* Instructions for the task
Reproduce all entries verbatim, with nothing added or dropped.

Start of Data provided

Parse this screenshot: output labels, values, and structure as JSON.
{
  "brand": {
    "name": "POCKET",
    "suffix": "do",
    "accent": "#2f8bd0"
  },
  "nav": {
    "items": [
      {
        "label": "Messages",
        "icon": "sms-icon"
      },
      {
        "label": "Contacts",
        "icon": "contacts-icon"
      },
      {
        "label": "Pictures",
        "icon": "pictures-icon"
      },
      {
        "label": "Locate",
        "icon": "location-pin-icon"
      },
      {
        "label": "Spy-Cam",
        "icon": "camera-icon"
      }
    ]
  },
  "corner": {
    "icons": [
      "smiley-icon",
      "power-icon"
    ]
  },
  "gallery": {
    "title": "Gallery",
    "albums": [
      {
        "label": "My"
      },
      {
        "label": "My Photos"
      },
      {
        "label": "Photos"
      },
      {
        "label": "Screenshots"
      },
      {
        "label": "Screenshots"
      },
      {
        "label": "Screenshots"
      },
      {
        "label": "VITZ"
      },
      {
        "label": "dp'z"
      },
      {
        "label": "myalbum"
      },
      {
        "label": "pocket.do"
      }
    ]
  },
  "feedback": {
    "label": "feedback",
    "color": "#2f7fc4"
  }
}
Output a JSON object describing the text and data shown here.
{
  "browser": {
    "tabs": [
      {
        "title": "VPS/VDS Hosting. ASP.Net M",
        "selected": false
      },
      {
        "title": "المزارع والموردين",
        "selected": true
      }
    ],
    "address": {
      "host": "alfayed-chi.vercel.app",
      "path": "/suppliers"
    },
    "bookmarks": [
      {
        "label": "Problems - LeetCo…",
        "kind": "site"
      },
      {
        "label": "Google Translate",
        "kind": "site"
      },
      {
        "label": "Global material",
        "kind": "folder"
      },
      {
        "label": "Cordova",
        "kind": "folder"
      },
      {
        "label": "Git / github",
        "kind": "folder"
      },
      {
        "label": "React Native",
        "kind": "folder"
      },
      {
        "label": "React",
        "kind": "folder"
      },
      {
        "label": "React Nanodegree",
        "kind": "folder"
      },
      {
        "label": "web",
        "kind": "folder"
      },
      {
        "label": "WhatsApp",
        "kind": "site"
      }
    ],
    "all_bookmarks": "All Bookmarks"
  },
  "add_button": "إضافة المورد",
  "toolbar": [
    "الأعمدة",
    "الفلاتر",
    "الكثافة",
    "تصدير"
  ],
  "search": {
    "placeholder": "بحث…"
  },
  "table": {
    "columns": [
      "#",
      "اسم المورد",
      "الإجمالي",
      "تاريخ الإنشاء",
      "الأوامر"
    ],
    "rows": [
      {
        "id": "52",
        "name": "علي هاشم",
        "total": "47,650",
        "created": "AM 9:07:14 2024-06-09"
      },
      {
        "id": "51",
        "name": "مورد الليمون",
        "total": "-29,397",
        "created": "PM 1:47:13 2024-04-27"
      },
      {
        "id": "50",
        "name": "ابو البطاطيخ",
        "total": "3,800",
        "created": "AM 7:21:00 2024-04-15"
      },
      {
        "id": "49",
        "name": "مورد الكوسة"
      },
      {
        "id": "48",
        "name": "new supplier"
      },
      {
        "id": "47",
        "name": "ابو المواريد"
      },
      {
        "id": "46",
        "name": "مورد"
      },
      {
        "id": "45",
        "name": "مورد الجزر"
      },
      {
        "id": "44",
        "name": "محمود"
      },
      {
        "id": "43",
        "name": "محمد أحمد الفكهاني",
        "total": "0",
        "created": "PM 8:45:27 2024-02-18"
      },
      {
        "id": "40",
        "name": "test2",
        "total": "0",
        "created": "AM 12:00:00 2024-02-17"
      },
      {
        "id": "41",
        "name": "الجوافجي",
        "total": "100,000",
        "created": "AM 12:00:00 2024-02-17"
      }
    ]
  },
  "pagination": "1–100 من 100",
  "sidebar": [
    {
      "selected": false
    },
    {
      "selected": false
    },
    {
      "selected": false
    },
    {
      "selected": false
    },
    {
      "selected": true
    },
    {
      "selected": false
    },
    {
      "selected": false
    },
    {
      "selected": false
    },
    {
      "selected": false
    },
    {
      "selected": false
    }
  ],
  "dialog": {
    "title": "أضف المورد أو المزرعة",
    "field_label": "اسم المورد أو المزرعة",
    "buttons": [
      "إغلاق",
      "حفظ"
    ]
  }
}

End of Data provided

* Expected answer
Parse this screenshot: output labels, values, and structure as JSON.
{
  "brand": {
    "name": "POCKET",
    "suffix": "do",
    "accent": "#2f8bd0"
  },
  "nav": {
    "items": [
      {
        "label": "Messages",
        "icon": "sms-icon"
      },
      {
        "label": "Contacts",
        "icon": "contacts-icon"
      },
      {
        "label": "Pictures",
        "icon": "pictures-icon"
      },
      {
        "label": "Locate",
        "icon": "location-pin-icon"
      },
      {
        "label": "Spy-Cam",
        "icon": "camera-icon"
      }
    ]
  },
  "corner": {
    "icons": [
      "smiley-icon",
      "power-icon"
    ]
  },
  "gallery": {
    "title": "Gallery",
    "albums": [
      {
        "label": "My"
      },
      {
        "label": "My Photos"
      },
      {
        "label": "Photos"
      },
      {
        "label": "Screenshots"
      },
      {
        "label": "Screenshots"
      },
      {
        "label": "Screenshots"
      },
      {
        "label": "VITZ"
      },
      {
        "label": "dp'z"
      },
      {
        "label": "myalbum"
      },
      {
        "label": "pocket.do"
      }
    ]
  },
  "feedback": {
    "label": "feedback",
    "color": "#2f7fc4"
  }
}
Output a JSON object describing the text and data shown here.
{
  "browser": {
    "tabs": [
      {
        "title": "VPS/VDS Hosting. ASP.Net M",
        "selected": false
      },
      {
        "title": "المزارع والموردين",
        "selected": true
      }
    ],
    "address": {
      "host": "alfayed-chi.vercel.app",
      "path": "/suppliers"
    },
    "bookmarks": [
      {
        "label": "Problems - LeetCo…",
        "kind": "site"
      },
      {
        "label": "Google Translate",
        "kind": "site"
      },
      {
        "label": "Global material",
        "kind": "folder"
      },
      {
        "label": "Cordova",
        "kind": "folder"
      },
      {
        "label": "Git / github",
        "kind": "folder"
      },
      {
        "label": "React Native",
        "kind": "folder"
      },
      {
        "label": "React",
        "kind": "folder"
      },
      {
        "label": "React Nanodegree",
        "kind": "folder"
      },
      {
        "label": "web",
        "kind": "folder"
      },
      {
        "label": "WhatsApp",
        "kind": "site"
      }
    ],
    "all_bookmarks": "All Bookmarks"
  },
  "add_button": "إضافة المورد",
  "toolbar": [
    "الأعمدة",
    "الفلاتر",
    "الكثافة",
    "تصدير"
  ],
  "search": {
    "placeholder": "بحث…"
  },
  "table": {
    "columns": [
      "#",
      "اسم المورد",
      "الإجمالي",
      "تاريخ الإنشاء",
      "الأوامر"
    ],
    "rows": [
      {
        "id": "52",
        "name": "علي هاشم",
        "total": "47,650",
        "created": "AM 9:07:14 2024-06-09"
      },
      {
        "id": "51",
        "name": "مورد الليمون",
        "total": "-29,397",
        "created": "PM 1:47:13 2024-04-27"
      },
      {
        "id": "50",
        "name": "ابو البطاطيخ",
        "total": "3,800",
        "created": "AM 7:21:00 2024-04-15"
      },
      {
        "id": "49",
        "name": "مورد الكوسة"
      },
      {
        "id": "48",
        "name": "new supplier"
      },
      {
        "id": "47",
        "name": "ابو المواريد"
      },
      {
        "id": "46",
        "name": "مورد"
      },
      {
        "id": "45",
        "name": "مورد الجزر"
      },
      {
        "id": "44",
        "name": "محمود"
      },
      {
        "id": "43",
        "name": "محمد أحمد الفكهاني",
        "total": "0",
        "created": "PM 8:45:27 2024-02-18"
      },
      {
        "id": "40",
        "name": "test2",
        "total": "0",
        "created": "AM 12:00:00 2024-02-17"
      },
      {
        "id": "41",
        "name": "الجوافجي",
        "total": "100,000",
        "created": "AM 12:00:00 2024-02-17"
      }
    ]
  },
  "pagination": "1–100 من 100",
  "sidebar": [
    {
      "selected": false
    },
    {
      "selected": false
    },
    {
      "selected": false
    },
    {
      "selected": false
    },
    {
      "selected": true
    },
    {
      "selected": false
    },
    {
      "selected": false
    },
    {
      "selected": false
    },
    {
      "selected": false
    },
    {
      "selected": false
    }
  ],
  "dialog": {
    "title": "أضف المورد أو المزرعة",
    "field_label": "اسم المورد أو المزرعة",
    "buttons": [
      "إغلاق",
      "حفظ"
    ]
  }
}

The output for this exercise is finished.